(Stored entries)
+===+
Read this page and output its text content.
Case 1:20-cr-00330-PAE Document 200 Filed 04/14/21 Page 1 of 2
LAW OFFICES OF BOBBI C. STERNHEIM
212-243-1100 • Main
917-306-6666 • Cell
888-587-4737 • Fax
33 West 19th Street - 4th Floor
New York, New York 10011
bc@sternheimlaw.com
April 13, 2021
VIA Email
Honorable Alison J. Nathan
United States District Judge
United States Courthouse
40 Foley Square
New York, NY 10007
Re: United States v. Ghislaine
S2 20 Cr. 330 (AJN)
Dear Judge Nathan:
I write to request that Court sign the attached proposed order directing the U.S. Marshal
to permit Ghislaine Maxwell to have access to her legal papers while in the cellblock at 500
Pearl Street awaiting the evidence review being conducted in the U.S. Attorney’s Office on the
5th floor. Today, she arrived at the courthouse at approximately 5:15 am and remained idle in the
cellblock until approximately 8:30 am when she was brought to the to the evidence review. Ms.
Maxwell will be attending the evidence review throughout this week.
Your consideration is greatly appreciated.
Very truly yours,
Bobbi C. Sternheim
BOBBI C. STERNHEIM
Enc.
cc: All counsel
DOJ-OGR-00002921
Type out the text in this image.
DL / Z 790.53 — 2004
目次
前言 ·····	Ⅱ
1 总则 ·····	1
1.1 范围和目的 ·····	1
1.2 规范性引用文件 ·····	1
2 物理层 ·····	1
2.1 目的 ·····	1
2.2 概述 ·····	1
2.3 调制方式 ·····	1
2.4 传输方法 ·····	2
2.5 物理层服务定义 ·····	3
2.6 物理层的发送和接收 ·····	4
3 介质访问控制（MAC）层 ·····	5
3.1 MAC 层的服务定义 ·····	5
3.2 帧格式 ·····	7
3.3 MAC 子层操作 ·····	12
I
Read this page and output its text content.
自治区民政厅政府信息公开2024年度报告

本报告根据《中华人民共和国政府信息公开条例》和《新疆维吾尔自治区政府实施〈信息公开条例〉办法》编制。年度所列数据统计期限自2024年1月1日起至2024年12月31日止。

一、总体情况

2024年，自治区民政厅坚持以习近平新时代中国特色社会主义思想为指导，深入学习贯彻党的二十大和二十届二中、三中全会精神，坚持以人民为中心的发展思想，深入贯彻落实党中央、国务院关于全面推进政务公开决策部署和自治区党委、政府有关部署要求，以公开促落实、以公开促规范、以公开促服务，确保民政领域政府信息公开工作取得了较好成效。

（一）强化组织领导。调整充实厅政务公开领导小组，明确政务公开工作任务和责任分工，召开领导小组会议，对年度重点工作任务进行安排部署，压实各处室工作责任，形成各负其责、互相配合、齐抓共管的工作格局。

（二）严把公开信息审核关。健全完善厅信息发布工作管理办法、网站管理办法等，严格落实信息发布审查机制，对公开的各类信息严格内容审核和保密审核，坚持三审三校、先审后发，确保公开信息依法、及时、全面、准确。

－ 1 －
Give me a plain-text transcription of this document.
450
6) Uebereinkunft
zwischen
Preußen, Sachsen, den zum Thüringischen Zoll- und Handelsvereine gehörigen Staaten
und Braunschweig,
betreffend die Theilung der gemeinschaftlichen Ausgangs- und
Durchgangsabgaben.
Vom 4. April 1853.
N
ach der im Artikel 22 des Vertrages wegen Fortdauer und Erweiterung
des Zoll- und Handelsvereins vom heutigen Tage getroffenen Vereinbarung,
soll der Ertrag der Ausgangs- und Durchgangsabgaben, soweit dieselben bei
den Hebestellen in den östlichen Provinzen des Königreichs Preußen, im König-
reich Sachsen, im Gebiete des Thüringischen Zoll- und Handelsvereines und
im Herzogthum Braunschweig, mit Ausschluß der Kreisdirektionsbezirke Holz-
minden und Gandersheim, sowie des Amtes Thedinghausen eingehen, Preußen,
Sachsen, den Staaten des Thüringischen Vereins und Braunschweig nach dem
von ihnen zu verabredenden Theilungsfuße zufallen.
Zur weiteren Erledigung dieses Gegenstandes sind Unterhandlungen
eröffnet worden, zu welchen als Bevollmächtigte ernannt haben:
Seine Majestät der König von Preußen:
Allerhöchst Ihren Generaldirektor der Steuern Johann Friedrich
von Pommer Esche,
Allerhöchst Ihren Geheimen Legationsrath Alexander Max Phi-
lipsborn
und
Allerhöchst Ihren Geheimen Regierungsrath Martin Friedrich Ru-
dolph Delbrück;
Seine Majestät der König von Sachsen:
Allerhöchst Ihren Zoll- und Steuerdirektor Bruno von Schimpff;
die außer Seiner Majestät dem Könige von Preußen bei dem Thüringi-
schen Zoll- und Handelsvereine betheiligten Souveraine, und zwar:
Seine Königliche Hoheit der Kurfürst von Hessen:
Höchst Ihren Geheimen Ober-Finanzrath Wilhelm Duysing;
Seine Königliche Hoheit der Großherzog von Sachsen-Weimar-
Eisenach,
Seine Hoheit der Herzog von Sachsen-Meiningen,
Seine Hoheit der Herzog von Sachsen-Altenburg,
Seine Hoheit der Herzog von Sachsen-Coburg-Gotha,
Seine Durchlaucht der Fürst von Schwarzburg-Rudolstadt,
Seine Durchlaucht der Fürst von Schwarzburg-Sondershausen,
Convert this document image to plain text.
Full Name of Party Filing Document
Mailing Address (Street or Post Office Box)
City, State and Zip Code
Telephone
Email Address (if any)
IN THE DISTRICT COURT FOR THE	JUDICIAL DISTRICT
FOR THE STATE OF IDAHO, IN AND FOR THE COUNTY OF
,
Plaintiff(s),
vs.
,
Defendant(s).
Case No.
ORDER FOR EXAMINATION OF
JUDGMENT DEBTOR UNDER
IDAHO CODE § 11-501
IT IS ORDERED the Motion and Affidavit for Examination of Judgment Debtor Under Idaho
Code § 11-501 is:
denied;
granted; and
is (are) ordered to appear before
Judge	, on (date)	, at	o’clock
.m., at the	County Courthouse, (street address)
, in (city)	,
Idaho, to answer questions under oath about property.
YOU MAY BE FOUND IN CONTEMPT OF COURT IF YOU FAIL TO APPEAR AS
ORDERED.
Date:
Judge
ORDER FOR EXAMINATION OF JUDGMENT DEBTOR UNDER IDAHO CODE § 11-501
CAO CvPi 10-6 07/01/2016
+===+
Every entry above should be retyped exactly as shown.

Response to the task:
Read this page and output its text content.
Case 1:20-cr-00330-PAE Document 200 Filed 04/14/21 Page 1 of 2
LAW OFFICES OF BOBBI C. STERNHEIM
212-243-1100 • Main
917-306-6666 • Cell
888-587-4737 • Fax
33 West 19th Street - 4th Floor
New York, New York 10011
bc@sternheimlaw.com
April 13, 2021
VIA Email
Honorable Alison J. Nathan
United States District Judge
United States Courthouse
40 Foley Square
New York, NY 10007
Re: United States v. Ghislaine
S2 20 Cr. 330 (AJN)
Dear Judge Nathan:
I write to request that Court sign the attached proposed order directing the U.S. Marshal
to permit Ghislaine Maxwell to have access to her legal papers while in the cellblock at 500
Pearl Street awaiting the evidence review being conducted in the U.S. Attorney’s Office on the
5th floor. Today, she arrived at the courthouse at approximately 5:15 am and remained idle in the
cellblock until approximately 8:30 am when she was brought to the to the evidence review. Ms.
Maxwell will be attending the evidence review throughout this week.
Your consideration is greatly appreciated.
Very truly yours,
Bobbi C. Sternheim
BOBBI C. STERNHEIM
Enc.
cc: All counsel
DOJ-OGR-00002921
Type out the text in this image.
DL / Z 790.53 — 2004
目次
前言 ·····	Ⅱ
1 总则 ·····	1
1.1 范围和目的 ·····	1
1.2 规范性引用文件 ·····	1
2 物理层 ·····	1
2.1 目的 ·····	1
2.2 概述 ·····	1
2.3 调制方式 ·····	1
2.4 传输方法 ·····	2
2.5 物理层服务定义 ·····	3
2.6 物理层的发送和接收 ·····	4
3 介质访问控制（MAC）层 ·····	5
3.1 MAC 层的服务定义 ·····	5
3.2 帧格式 ·····	7
3.3 MAC 子层操作 ·····	12
I
Read this page and output its text content.
自治区民政厅政府信息公开2024年度报告

本报告根据《中华人民共和国政府信息公开条例》和《新疆维吾尔自治区政府实施〈信息公开条例〉办法》编制。年度所列数据统计期限自2024年1月1日起至2024年12月31日止。

一、总体情况

2024年，自治区民政厅坚持以习近平新时代中国特色社会主义思想为指导，深入学习贯彻党的二十大和二十届二中、三中全会精神，坚持以人民为中心的发展思想，深入贯彻落实党中央、国务院关于全面推进政务公开决策部署和自治区党委、政府有关部署要求，以公开促落实、以公开促规范、以公开促服务，确保民政领域政府信息公开工作取得了较好成效。

（一）强化组织领导。调整充实厅政务公开领导小组，明确政务公开工作任务和责任分工，召开领导小组会议，对年度重点工作任务进行安排部署，压实各处室工作责任，形成各负其责、互相配合、齐抓共管的工作格局。

（二）严把公开信息审核关。健全完善厅信息发布工作管理办法、网站管理办法等，严格落实信息发布审查机制，对公开的各类信息严格内容审核和保密审核，坚持三审三校、先审后发，确保公开信息依法、及时、全面、准确。

－ 1 －
Give me a plain-text transcription of this document.
450
6) Uebereinkunft
zwischen
Preußen, Sachsen, den zum Thüringischen Zoll- und Handelsvereine gehörigen Staaten
und Braunschweig,
betreffend die Theilung der gemeinschaftlichen Ausgangs- und
Durchgangsabgaben.
Vom 4. April 1853.
N
ach der im Artikel 22 des Vertrages wegen Fortdauer und Erweiterung
des Zoll- und Handelsvereins vom heutigen Tage getroffenen Vereinbarung,
soll der Ertrag der Ausgangs- und Durchgangsabgaben, soweit dieselben bei
den Hebestellen in den östlichen Provinzen des Königreichs Preußen, im König-
reich Sachsen, im Gebiete des Thüringischen Zoll- und Handelsvereines und
im Herzogthum Braunschweig, mit Ausschluß der Kreisdirektionsbezirke Holz-
minden und Gandersheim, sowie des Amtes Thedinghausen eingehen, Preußen,
Sachsen, den Staaten des Thüringischen Vereins und Braunschweig nach dem
von ihnen zu verabredenden Theilungsfuße zufallen.
Zur weiteren Erledigung dieses Gegenstandes sind Unterhandlungen
eröffnet worden, zu welchen als Bevollmächtigte ernannt haben:
Seine Majestät der König von Preußen:
Allerhöchst Ihren Generaldirektor der Steuern Johann Friedrich
von Pommer Esche,
Allerhöchst Ihren Geheimen Legationsrath Alexander Max Phi-
lipsborn
und
Allerhöchst Ihren Geheimen Regierungsrath Martin Friedrich Ru-
dolph Delbrück;
Seine Majestät der König von Sachsen:
Allerhöchst Ihren Zoll- und Steuerdirektor Bruno von Schimpff;
die außer Seiner Majestät dem Könige von Preußen bei dem Thüringi-
schen Zoll- und Handelsvereine betheiligten Souveraine, und zwar:
Seine Königliche Hoheit der Kurfürst von Hessen:
Höchst Ihren Geheimen Ober-Finanzrath Wilhelm Duysing;
Seine Königliche Hoheit der Großherzog von Sachsen-Weimar-
Eisenach,
Seine Hoheit der Herzog von Sachsen-Meiningen,
Seine Hoheit der Herzog von Sachsen-Altenburg,
Seine Hoheit der Herzog von Sachsen-Coburg-Gotha,
Seine Durchlaucht der Fürst von Schwarzburg-Rudolstadt,
Seine Durchlaucht der Fürst von Schwarzburg-Sondershausen,
Convert this document image to plain text.
Full Name of Party Filing Document
Mailing Address (Street or Post Office Box)
City, State and Zip Code
Telephone
Email Address (if any)
IN THE DISTRICT COURT FOR THE	JUDICIAL DISTRICT
FOR THE STATE OF IDAHO, IN AND FOR THE COUNTY OF
,
Plaintiff(s),
vs.
,
Defendant(s).
Case No.
ORDER FOR EXAMINATION OF
JUDGMENT DEBTOR UNDER
IDAHO CODE § 11-501
IT IS ORDERED the Motion and Affidavit for Examination of Judgment Debtor Under Idaho
Code § 11-501 is:
denied;
granted; and
is (are) ordered to appear before
Judge	, on (date)	, at	o’clock
.m., at the	County Courthouse, (street address)
, in (city)	,
Idaho, to answer questions under oath about property.
YOU MAY BE FOUND IN CONTEMPT OF COURT IF YOU FAIL TO APPEAR AS
ORDERED.
Date:
Judge
ORDER FOR EXAMINATION OF JUDGMENT DEBTOR UNDER IDAHO CODE § 11-501
CAO CvPi 10-6 07/01/2016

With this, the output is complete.